Write down every entry below once more, exactly.

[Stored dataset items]

+===+

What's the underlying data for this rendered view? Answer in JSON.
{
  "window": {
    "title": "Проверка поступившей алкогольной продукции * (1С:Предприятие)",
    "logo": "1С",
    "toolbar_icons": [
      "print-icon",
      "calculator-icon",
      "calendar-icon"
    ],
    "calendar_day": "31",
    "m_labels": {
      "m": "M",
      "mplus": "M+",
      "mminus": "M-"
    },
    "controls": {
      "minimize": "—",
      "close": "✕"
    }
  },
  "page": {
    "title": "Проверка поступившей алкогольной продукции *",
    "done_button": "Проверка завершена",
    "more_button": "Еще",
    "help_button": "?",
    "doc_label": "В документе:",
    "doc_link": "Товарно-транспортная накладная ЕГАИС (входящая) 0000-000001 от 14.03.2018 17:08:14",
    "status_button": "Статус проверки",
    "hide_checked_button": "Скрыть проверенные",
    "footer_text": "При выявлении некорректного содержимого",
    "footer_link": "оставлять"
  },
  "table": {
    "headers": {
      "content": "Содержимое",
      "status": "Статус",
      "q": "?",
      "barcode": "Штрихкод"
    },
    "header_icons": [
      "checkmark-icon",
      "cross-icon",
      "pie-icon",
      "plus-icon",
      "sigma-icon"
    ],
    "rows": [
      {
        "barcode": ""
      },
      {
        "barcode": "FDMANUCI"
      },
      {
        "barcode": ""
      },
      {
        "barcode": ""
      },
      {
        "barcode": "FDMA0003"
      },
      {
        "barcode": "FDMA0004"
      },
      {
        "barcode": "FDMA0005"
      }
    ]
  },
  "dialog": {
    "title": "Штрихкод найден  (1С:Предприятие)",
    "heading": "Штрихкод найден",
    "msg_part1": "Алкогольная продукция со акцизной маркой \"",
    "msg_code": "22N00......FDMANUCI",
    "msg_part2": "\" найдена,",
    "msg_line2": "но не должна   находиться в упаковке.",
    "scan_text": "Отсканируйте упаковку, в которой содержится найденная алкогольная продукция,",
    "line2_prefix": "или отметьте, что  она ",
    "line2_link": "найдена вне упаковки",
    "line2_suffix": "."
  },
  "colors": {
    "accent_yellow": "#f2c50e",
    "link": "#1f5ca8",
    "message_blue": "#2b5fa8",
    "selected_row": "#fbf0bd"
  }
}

+===+

Full output →
What's the underlying data for this rendered view? Answer in JSON.
{
  "window": {
    "title": "Проверка поступившей алкогольной продукции * (1С:Предприятие)",
    "logo": "1С",
    "toolbar_icons": [
      "print-icon",
      "calculator-icon",
      "calendar-icon"
    ],
    "calendar_day": "31",
    "m_labels": {
      "m": "M",
      "mplus": "M+",
      "mminus": "M-"
    },
    "controls": {
      "minimize": "—",
      "close": "✕"
    }
  },
  "page": {
    "title": "Проверка поступившей алкогольной продукции *",
    "done_button": "Проверка завершена",
    "more_button": "Еще",
    "help_button": "?",
    "doc_label": "В документе:",
    "doc_link": "Товарно-транспортная накладная ЕГАИС (входящая) 0000-000001 от 14.03.2018 17:08:14",
    "status_button": "Статус проверки",
    "hide_checked_button": "Скрыть проверенные",
    "footer_text": "При выявлении некорректного содержимого",
    "footer_link": "оставлять"
  },
  "table": {
    "headers": {
      "content": "Содержимое",
      "status": "Статус",
      "q": "?",
      "barcode": "Штрихкод"
    },
    "header_icons": [
      "checkmark-icon",
      "cross-icon",
      "pie-icon",
      "plus-icon",
      "sigma-icon"
    ],
    "rows": [
      {
        "barcode": ""
      },
      {
        "barcode": "FDMANUCI"
      },
      {
        "barcode": ""
      },
      {
        "barcode": ""
      },
      {
        "barcode": "FDMA0003"
      },
      {
        "barcode": "FDMA0004"
      },
      {
        "barcode": "FDMA0005"
      }
    ]
  },
  "dialog": {
    "title": "Штрихкод найден  (1С:Предприятие)",
    "heading": "Штрихкод найден",
    "msg_part1": "Алкогольная продукция со акцизной маркой \"",
    "msg_code": "22N00......FDMANUCI",
    "msg_part2": "\" найдена,",
    "msg_line2": "но не должна   находиться в упаковке.",
    "scan_text": "Отсканируйте упаковку, в которой содержится найденная алкогольная продукция,",
    "line2_prefix": "или отметьте, что  она ",
    "line2_link": "найдена вне упаковки",
    "line2_suffix": "."
  },
  "colors": {
    "accent_yellow": "#f2c50e",
    "link": "#1f5ca8",
    "message_blue": "#2b5fa8",
    "selected_row": "#fbf0bd"
  }
}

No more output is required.